* start *
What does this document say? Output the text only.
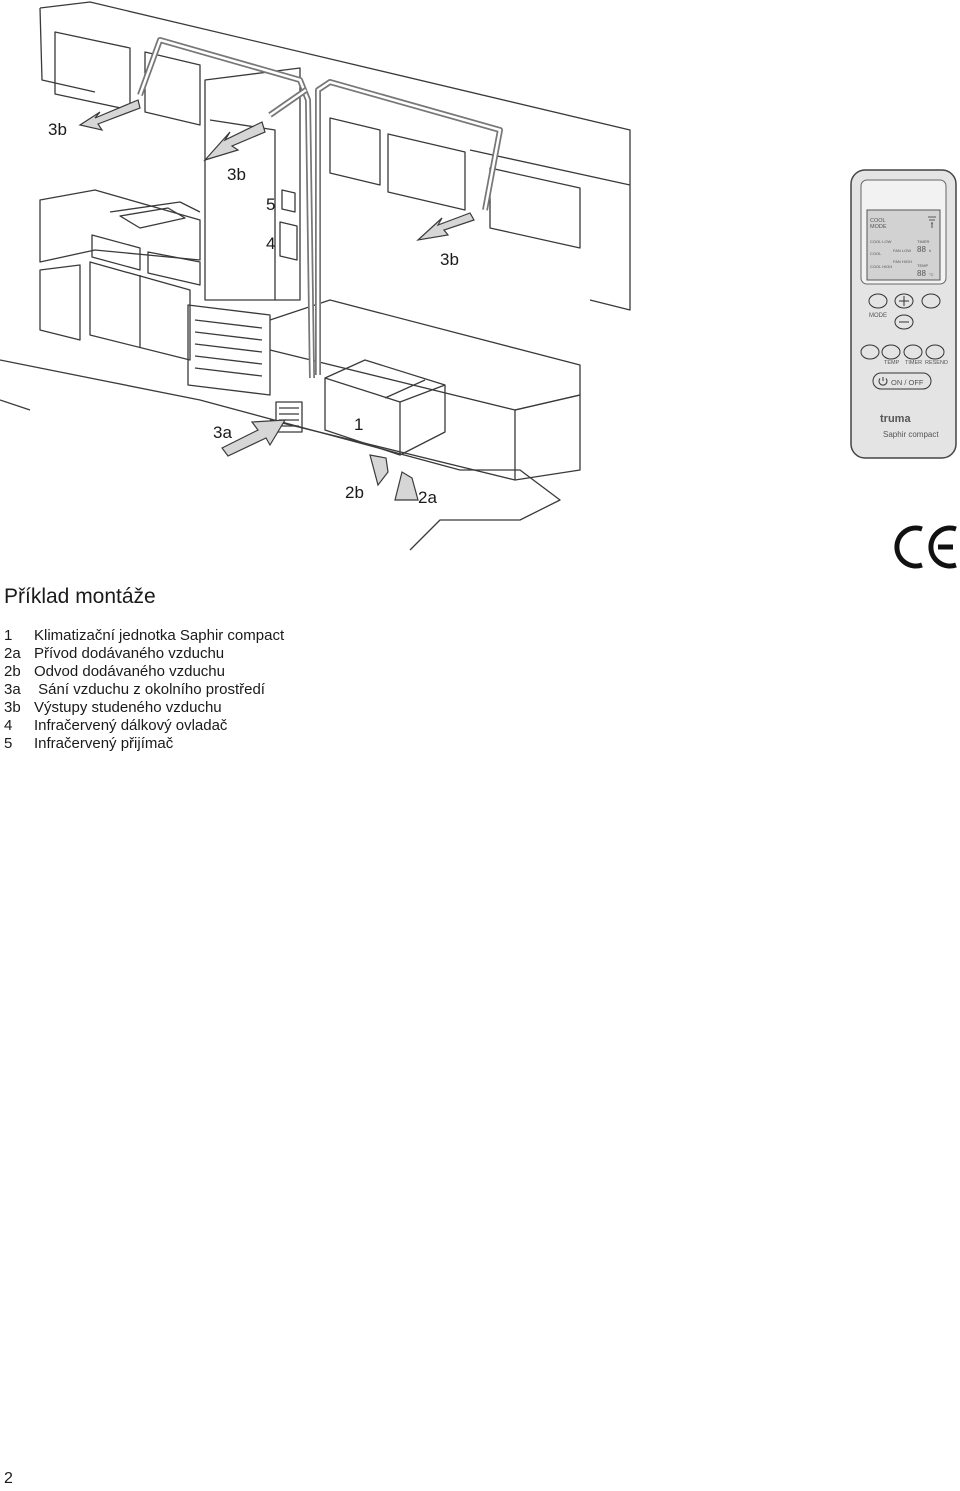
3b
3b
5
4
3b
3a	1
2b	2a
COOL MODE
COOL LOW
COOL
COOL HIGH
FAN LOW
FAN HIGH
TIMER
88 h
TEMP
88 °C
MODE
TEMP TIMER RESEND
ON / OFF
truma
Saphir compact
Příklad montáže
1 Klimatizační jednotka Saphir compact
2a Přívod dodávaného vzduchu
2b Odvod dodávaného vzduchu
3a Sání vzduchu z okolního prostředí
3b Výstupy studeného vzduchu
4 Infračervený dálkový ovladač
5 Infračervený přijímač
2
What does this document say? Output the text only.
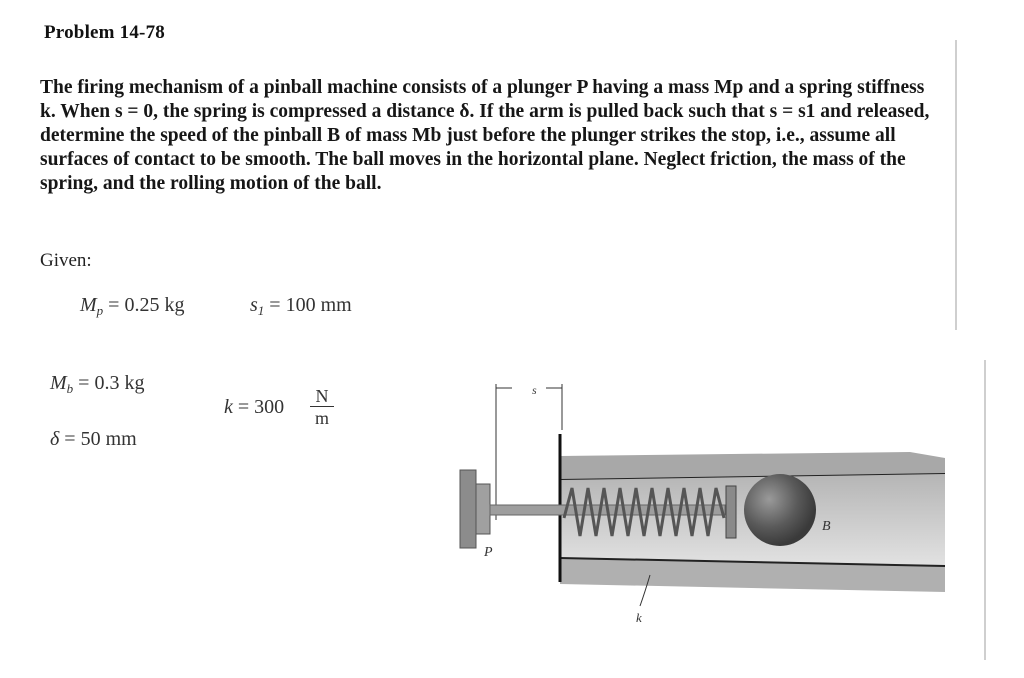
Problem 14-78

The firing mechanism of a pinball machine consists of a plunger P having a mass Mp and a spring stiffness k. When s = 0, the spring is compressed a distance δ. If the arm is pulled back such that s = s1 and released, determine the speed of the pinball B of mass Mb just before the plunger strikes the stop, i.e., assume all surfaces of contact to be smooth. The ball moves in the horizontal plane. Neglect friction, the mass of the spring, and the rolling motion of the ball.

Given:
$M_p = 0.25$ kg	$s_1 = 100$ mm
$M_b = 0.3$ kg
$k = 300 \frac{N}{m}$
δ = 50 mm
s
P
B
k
* end *
# Your task
With the pictures omitted, reproduce the records in full and exactly.

# The reply
What does this document say? Output the text only.
3b
3b
5
4
3b
3a	1
2b	2a
COOL MODE
COOL LOW
COOL
COOL HIGH
FAN LOW
FAN HIGH
TIMER
88 h
TEMP
88 °C
MODE
TEMP TIMER RESEND
ON / OFF
truma
Saphir compact
Příklad montáže
1 Klimatizační jednotka Saphir compact
2a Přívod dodávaného vzduchu
2b Odvod dodávaného vzduchu
3a Sání vzduchu z okolního prostředí
3b Výstupy studeného vzduchu
4 Infračervený dálkový ovladač
5 Infračervený přijímač
2
What does this document say? Output the text only.
Problem 14-78

The firing mechanism of a pinball machine consists of a plunger P having a mass Mp and a spring stiffness k. When s = 0, the spring is compressed a distance δ. If the arm is pulled back such that s = s1 and released, determine the speed of the pinball B of mass Mb just before the plunger strikes the stop, i.e., assume all surfaces of contact to be smooth. The ball moves in the horizontal plane. Neglect friction, the mass of the spring, and the rolling motion of the ball.

Given:
$M_p = 0.25$ kg	$s_1 = 100$ mm
$M_b = 0.3$ kg
$k = 300 \frac{N}{m}$
δ = 50 mm
s
P
B
k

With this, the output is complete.